# Refresh DQ expectations

This notebooks represents the initial creation/refresh of a set of data quality rules that are applied as DLT expectations in the data pipeline. This is executed as a task prior to each invocation of the DLT pipeline, but in reality could either be run just once, or managed by a data quality process/framework that stands alone from the pipeline.

In [0]:
# Create the names and expressions for the DQ expectations/rules with accompanying failure action
schema = "target_table STRING, name STRING, expr STRING, failure_action STRING"

silver_table = "silver_turbine"
silver_expectations = [
    (silver_table, "Turbine id is non-null", "(turbine_id IS NOT NULL)", "drop"),
    (silver_table, "Wind speed is positive", "(wind_speed IS NOT NULL) AND (wind_speed >= 0)", "drop"),
    (silver_table, "Wind direction between 0-360", "(wind_direction IS NOT NULL) AND (wind_direction >= 0) AND (wind_direction < 360)", "drop"),
    (silver_table, "Power output is non-null", "power_output IS NOT NULL", "drop")
]

# Store this in a delta table
df = spark.createDataFrame(silver_expectations, schema)
df.write.format("delta").mode("overwrite").saveAsTable("workspace.turbines.expectations")

== Excerpts from a layout annotation set ==
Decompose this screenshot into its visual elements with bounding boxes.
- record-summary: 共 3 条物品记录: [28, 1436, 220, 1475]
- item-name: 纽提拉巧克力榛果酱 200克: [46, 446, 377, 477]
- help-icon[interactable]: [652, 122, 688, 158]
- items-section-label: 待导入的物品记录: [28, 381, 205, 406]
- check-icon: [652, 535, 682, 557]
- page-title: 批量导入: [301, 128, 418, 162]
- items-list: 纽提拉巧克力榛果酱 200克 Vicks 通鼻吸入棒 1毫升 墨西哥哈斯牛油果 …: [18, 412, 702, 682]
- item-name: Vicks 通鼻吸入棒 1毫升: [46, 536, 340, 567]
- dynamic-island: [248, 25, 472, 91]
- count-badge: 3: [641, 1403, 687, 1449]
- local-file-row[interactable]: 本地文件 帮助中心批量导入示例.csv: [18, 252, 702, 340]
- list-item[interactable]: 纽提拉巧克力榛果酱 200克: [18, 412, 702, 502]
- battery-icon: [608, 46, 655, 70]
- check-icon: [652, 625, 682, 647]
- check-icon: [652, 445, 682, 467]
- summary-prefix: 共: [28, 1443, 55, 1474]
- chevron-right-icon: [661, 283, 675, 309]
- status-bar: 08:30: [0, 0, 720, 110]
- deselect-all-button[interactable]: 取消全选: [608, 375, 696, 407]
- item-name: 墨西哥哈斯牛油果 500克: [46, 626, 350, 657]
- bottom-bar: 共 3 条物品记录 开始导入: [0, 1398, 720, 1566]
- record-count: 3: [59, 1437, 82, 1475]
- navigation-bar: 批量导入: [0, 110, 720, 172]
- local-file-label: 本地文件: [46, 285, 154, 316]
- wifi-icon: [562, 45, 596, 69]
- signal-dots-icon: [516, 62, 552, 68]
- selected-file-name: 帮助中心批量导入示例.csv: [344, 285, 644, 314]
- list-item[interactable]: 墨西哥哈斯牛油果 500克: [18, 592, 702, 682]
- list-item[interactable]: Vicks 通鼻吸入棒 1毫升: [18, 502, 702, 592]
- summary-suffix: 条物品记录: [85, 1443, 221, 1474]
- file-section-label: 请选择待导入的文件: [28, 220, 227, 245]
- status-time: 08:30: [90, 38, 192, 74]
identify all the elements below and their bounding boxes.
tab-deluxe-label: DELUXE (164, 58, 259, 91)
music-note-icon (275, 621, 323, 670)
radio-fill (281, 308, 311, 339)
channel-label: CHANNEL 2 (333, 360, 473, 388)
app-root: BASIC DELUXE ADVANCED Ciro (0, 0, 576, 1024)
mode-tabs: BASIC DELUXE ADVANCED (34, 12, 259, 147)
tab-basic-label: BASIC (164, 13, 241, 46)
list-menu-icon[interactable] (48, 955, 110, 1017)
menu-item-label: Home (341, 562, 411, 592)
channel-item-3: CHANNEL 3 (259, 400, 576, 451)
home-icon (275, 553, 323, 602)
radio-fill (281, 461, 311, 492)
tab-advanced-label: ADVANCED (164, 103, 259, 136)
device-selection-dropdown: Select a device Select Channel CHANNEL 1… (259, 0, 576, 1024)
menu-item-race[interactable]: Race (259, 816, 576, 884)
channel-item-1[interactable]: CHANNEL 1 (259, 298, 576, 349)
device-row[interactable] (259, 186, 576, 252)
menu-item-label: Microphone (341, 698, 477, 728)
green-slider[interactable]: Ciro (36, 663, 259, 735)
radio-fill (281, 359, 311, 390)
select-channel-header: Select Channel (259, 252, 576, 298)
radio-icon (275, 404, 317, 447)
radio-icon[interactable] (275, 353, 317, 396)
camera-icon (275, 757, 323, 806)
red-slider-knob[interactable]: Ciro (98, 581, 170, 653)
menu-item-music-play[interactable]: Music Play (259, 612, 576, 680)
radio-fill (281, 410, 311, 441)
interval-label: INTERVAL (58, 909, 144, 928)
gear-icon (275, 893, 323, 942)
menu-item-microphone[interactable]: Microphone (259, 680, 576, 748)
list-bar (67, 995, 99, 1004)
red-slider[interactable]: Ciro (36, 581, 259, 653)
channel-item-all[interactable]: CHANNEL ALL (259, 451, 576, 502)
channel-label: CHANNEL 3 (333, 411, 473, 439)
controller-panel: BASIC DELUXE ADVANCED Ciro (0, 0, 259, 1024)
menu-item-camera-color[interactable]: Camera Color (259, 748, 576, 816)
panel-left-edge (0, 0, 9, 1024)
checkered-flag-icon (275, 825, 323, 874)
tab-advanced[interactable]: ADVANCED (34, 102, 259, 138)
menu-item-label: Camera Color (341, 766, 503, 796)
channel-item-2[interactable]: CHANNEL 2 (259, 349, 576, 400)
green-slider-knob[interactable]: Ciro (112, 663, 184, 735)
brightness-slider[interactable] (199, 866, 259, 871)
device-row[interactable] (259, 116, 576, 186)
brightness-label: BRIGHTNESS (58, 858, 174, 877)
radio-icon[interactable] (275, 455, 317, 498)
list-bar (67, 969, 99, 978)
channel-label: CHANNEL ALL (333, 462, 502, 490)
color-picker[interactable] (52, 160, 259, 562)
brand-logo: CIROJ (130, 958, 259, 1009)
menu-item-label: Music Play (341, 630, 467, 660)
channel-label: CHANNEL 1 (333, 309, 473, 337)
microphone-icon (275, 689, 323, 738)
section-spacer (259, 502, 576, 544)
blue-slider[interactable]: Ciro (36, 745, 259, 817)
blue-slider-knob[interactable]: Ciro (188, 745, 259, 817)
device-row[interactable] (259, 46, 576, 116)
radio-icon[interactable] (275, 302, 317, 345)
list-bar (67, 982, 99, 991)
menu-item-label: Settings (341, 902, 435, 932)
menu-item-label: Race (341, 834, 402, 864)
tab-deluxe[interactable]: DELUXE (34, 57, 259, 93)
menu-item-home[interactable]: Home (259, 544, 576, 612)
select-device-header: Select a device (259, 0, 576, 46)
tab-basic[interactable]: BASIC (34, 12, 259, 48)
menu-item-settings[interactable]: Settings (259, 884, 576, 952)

== CHALLENGE 1 ==
Could you return the passage of the DQ expectations notebook that starts at "# Refresh DQ" and ends at "from the pipeline."?
== CHALLENGE 2 ==
In the DQ expectations notebook, what table name is the DataFrame of rules saved to?

== COMPLETE RESPONSE 1 ==
# Refresh DQ expectations

This notebooks represents the initial creation/refresh of a set of data quality rules that are applied as DLT expectations in the data pipeline. This is executed as a task prior to each invocation of the DLT pipeline, but in reality could either be run just once, or managed by a data quality process/framework that stands alone from the pipeline.

== COMPLETE RESPONSE 2 ==
workspace.turbines.expectations